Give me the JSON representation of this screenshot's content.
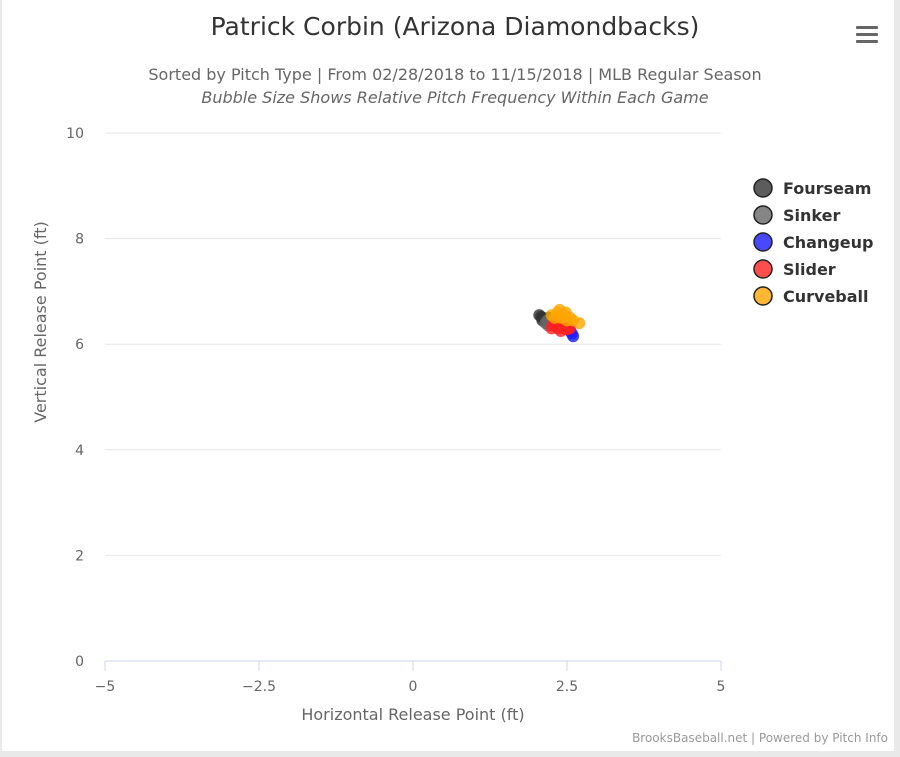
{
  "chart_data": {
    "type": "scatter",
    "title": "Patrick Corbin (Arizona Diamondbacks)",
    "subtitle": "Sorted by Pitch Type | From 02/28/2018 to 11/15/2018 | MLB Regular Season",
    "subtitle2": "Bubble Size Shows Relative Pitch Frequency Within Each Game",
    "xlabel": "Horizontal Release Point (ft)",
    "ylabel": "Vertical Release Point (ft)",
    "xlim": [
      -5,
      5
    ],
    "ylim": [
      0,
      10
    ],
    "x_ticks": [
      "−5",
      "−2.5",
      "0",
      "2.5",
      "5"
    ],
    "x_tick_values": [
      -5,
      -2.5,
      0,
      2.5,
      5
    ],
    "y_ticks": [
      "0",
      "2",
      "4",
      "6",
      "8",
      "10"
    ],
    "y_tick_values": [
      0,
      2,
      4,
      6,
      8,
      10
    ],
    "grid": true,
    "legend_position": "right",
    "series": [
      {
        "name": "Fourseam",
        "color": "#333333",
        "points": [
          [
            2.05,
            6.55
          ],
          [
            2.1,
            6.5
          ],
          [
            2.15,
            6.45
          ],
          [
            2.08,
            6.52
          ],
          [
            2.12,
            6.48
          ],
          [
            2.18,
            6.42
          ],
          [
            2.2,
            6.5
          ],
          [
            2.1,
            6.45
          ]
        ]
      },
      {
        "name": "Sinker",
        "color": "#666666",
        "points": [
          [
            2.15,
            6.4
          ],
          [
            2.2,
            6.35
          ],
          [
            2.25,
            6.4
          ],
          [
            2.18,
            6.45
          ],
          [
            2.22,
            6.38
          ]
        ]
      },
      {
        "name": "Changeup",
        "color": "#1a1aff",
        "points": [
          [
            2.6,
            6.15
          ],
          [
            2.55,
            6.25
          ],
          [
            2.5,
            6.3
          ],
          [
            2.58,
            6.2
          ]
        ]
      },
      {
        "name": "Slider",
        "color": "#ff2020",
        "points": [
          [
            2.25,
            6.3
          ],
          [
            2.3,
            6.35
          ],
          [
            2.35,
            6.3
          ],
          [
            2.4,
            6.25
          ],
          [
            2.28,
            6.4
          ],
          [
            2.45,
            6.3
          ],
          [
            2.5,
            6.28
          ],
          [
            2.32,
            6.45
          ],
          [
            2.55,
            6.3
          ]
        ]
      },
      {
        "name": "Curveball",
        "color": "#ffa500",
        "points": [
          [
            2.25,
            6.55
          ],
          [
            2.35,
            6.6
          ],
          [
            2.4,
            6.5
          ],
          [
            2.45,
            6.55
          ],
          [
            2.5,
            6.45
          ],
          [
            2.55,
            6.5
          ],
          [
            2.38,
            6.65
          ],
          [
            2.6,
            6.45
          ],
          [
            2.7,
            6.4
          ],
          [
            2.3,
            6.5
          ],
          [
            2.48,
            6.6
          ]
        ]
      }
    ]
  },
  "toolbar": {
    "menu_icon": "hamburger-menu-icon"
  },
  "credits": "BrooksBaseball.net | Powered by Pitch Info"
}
********************
### [Task instructions]
Repeat every record precisely. Any picture among them stays out of the copy.

### [Response to the task]
Give me the JSON representation of this screenshot's content.
{
  "chart_data": {
    "type": "scatter",
    "title": "Patrick Corbin (Arizona Diamondbacks)",
    "subtitle": "Sorted by Pitch Type | From 02/28/2018 to 11/15/2018 | MLB Regular Season",
    "subtitle2": "Bubble Size Shows Relative Pitch Frequency Within Each Game",
    "xlabel": "Horizontal Release Point (ft)",
    "ylabel": "Vertical Release Point (ft)",
    "xlim": [
      -5,
      5
    ],
    "ylim": [
      0,
      10
    ],
    "x_ticks": [
      "−5",
      "−2.5",
      "0",
      "2.5",
      "5"
    ],
    "x_tick_values": [
      -5,
      -2.5,
      0,
      2.5,
      5
    ],
    "y_ticks": [
      "0",
      "2",
      "4",
      "6",
      "8",
      "10"
    ],
    "y_tick_values": [
      0,
      2,
      4,
      6,
      8,
      10
    ],
    "grid": true,
    "legend_position": "right",
    "series": [
      {
        "name": "Fourseam",
        "color": "#333333",
        "points": [
          [
            2.05,
            6.55
          ],
          [
            2.1,
            6.5
          ],
          [
            2.15,
            6.45
          ],
          [
            2.08,
            6.52
          ],
          [
            2.12,
            6.48
          ],
          [
            2.18,
            6.42
          ],
          [
            2.2,
            6.5
          ],
          [
            2.1,
            6.45
          ]
        ]
      },
      {
        "name": "Sinker",
        "color": "#666666",
        "points": [
          [
            2.15,
            6.4
          ],
          [
            2.2,
            6.35
          ],
          [
            2.25,
            6.4
          ],
          [
            2.18,
            6.45
          ],
          [
            2.22,
            6.38
          ]
        ]
      },
      {
        "name": "Changeup",
        "color": "#1a1aff",
        "points": [
          [
            2.6,
            6.15
          ],
          [
            2.55,
            6.25
          ],
          [
            2.5,
            6.3
          ],
          [
            2.58,
            6.2
          ]
        ]
      },
      {
        "name": "Slider",
        "color": "#ff2020",
        "points": [
          [
            2.25,
            6.3
          ],
          [
            2.3,
            6.35
          ],
          [
            2.35,
            6.3
          ],
          [
            2.4,
            6.25
          ],
          [
            2.28,
            6.4
          ],
          [
            2.45,
            6.3
          ],
          [
            2.5,
            6.28
          ],
          [
            2.32,
            6.45
          ],
          [
            2.55,
            6.3
          ]
        ]
      },
      {
        "name": "Curveball",
        "color": "#ffa500",
        "points": [
          [
            2.25,
            6.55
          ],
          [
            2.35,
            6.6
          ],
          [
            2.4,
            6.5
          ],
          [
            2.45,
            6.55
          ],
          [
            2.5,
            6.45
          ],
          [
            2.55,
            6.5
          ],
          [
            2.38,
            6.65
          ],
          [
            2.6,
            6.45
          ],
          [
            2.7,
            6.4
          ],
          [
            2.3,
            6.5
          ],
          [
            2.48,
            6.6
          ]
        ]
      }
    ]
  },
  "toolbar": {
    "menu_icon": "hamburger-menu-icon"
  },
  "credits": "BrooksBaseball.net | Powered by Pitch Info"
}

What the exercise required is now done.